Stored data entries

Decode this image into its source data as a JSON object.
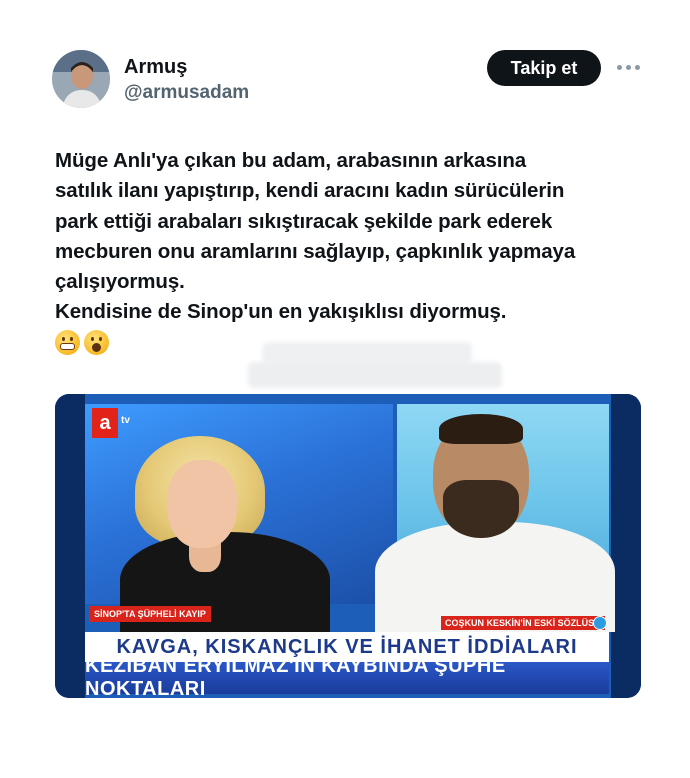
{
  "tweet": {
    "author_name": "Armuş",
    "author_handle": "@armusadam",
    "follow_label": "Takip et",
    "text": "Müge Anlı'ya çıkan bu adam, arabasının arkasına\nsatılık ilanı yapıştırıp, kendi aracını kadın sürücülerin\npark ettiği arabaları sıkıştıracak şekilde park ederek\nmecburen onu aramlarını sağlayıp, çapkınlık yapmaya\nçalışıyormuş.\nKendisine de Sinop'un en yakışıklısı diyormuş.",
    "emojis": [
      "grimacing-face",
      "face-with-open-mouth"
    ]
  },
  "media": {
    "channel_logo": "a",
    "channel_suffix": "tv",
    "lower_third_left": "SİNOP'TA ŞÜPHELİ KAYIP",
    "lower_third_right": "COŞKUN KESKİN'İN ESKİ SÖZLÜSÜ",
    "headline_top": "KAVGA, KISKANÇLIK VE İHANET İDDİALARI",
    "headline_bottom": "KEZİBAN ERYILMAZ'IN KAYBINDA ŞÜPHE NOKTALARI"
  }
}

---

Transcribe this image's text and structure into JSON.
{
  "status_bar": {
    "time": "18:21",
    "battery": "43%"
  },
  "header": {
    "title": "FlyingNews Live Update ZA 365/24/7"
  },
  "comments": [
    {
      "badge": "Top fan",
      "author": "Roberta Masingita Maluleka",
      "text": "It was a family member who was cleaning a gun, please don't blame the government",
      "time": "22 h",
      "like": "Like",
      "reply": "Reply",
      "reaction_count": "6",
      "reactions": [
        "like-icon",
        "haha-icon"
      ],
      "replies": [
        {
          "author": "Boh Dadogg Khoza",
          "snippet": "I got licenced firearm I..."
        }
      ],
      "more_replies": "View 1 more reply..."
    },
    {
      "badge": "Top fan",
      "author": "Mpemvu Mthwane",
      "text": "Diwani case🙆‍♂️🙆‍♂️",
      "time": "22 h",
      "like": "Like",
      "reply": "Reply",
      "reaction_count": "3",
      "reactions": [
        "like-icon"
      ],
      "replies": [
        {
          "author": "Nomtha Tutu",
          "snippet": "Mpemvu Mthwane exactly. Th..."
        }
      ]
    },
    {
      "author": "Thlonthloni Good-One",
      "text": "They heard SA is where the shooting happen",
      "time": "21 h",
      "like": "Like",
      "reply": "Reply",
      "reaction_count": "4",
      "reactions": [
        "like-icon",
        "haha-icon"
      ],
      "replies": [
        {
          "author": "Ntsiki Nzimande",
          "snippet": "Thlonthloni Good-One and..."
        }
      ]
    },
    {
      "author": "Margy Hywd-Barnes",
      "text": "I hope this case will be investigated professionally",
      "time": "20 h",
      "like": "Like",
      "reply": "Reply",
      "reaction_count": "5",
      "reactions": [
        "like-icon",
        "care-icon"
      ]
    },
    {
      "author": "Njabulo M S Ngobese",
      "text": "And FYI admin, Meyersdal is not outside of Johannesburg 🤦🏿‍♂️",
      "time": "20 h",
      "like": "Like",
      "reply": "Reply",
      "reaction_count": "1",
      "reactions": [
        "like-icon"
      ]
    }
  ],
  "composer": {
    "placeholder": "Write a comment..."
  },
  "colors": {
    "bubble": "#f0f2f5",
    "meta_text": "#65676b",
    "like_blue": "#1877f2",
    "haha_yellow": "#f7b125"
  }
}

** REQUIREMENT **
In the entries above, locate every line with the word "snippet" and copy it.

** EXERCISE RESPONSE **
          "snippet": "I got licenced firearm I..."
          "snippet": "Mpemvu Mthwane exactly. Th..."
          "snippet": "Thlonthloni Good-One and..."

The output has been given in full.